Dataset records
▶

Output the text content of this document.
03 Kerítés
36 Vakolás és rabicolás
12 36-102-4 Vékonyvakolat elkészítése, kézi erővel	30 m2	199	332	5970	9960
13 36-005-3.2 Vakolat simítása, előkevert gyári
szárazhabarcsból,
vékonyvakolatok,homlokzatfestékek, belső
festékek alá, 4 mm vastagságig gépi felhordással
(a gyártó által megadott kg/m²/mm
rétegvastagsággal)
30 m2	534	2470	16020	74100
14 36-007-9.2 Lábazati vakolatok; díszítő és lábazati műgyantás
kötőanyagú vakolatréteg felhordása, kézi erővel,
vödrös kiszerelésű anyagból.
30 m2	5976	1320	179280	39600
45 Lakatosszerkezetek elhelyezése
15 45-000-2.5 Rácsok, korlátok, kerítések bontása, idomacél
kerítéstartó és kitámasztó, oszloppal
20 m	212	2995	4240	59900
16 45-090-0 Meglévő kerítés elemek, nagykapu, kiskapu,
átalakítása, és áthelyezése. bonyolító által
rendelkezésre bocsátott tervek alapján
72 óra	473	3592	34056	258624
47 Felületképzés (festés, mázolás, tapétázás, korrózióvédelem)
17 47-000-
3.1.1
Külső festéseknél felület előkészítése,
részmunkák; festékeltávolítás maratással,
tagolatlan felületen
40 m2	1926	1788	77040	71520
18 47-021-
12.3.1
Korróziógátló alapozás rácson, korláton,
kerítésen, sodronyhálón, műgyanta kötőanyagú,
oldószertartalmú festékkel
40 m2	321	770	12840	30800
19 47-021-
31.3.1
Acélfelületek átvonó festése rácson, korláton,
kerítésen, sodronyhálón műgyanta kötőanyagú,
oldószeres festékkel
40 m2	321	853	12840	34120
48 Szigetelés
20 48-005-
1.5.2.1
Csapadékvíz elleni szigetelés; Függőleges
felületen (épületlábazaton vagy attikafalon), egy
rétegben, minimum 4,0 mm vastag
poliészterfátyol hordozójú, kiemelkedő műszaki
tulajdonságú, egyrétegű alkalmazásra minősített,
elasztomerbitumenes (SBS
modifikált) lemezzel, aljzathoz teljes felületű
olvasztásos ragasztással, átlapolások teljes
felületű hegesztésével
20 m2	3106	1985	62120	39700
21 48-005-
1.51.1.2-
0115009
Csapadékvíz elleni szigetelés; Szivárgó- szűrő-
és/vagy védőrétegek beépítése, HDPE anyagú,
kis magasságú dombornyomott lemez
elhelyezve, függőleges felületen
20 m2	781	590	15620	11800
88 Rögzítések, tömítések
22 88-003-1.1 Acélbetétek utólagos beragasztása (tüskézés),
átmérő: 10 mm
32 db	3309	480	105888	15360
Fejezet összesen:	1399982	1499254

◀

◆ Required task ◆
Every entry must be retyped in full, exactly as given.

◆ The response ◆
Output the text content of this document.
03 Kerítés
36 Vakolás és rabicolás
12 36-102-4 Vékonyvakolat elkészítése, kézi erővel	30 m2	199	332	5970	9960
13 36-005-3.2 Vakolat simítása, előkevert gyári
szárazhabarcsból,
vékonyvakolatok,homlokzatfestékek, belső
festékek alá, 4 mm vastagságig gépi felhordással
(a gyártó által megadott kg/m²/mm
rétegvastagsággal)
30 m2	534	2470	16020	74100
14 36-007-9.2 Lábazati vakolatok; díszítő és lábazati műgyantás
kötőanyagú vakolatréteg felhordása, kézi erővel,
vödrös kiszerelésű anyagból.
30 m2	5976	1320	179280	39600
45 Lakatosszerkezetek elhelyezése
15 45-000-2.5 Rácsok, korlátok, kerítések bontása, idomacél
kerítéstartó és kitámasztó, oszloppal
20 m	212	2995	4240	59900
16 45-090-0 Meglévő kerítés elemek, nagykapu, kiskapu,
átalakítása, és áthelyezése. bonyolító által
rendelkezésre bocsátott tervek alapján
72 óra	473	3592	34056	258624
47 Felületképzés (festés, mázolás, tapétázás, korrózióvédelem)
17 47-000-
3.1.1
Külső festéseknél felület előkészítése,
részmunkák; festékeltávolítás maratással,
tagolatlan felületen
40 m2	1926	1788	77040	71520
18 47-021-
12.3.1
Korróziógátló alapozás rácson, korláton,
kerítésen, sodronyhálón, műgyanta kötőanyagú,
oldószertartalmú festékkel
40 m2	321	770	12840	30800
19 47-021-
31.3.1
Acélfelületek átvonó festése rácson, korláton,
kerítésen, sodronyhálón műgyanta kötőanyagú,
oldószeres festékkel
40 m2	321	853	12840	34120
48 Szigetelés
20 48-005-
1.5.2.1
Csapadékvíz elleni szigetelés; Függőleges
felületen (épületlábazaton vagy attikafalon), egy
rétegben, minimum 4,0 mm vastag
poliészterfátyol hordozójú, kiemelkedő műszaki
tulajdonságú, egyrétegű alkalmazásra minősített,
elasztomerbitumenes (SBS
modifikált) lemezzel, aljzathoz teljes felületű
olvasztásos ragasztással, átlapolások teljes
felületű hegesztésével
20 m2	3106	1985	62120	39700
21 48-005-
1.51.1.2-
0115009
Csapadékvíz elleni szigetelés; Szivárgó- szűrő-
és/vagy védőrétegek beépítése, HDPE anyagú,
kis magasságú dombornyomott lemez
elhelyezve, függőleges felületen
20 m2	781	590	15620	11800
88 Rögzítések, tömítések
22 88-003-1.1 Acélbetétek utólagos beragasztása (tüskézés),
átmérő: 10 mm
32 db	3309	480	105888	15360
Fejezet összesen:	1399982	1499254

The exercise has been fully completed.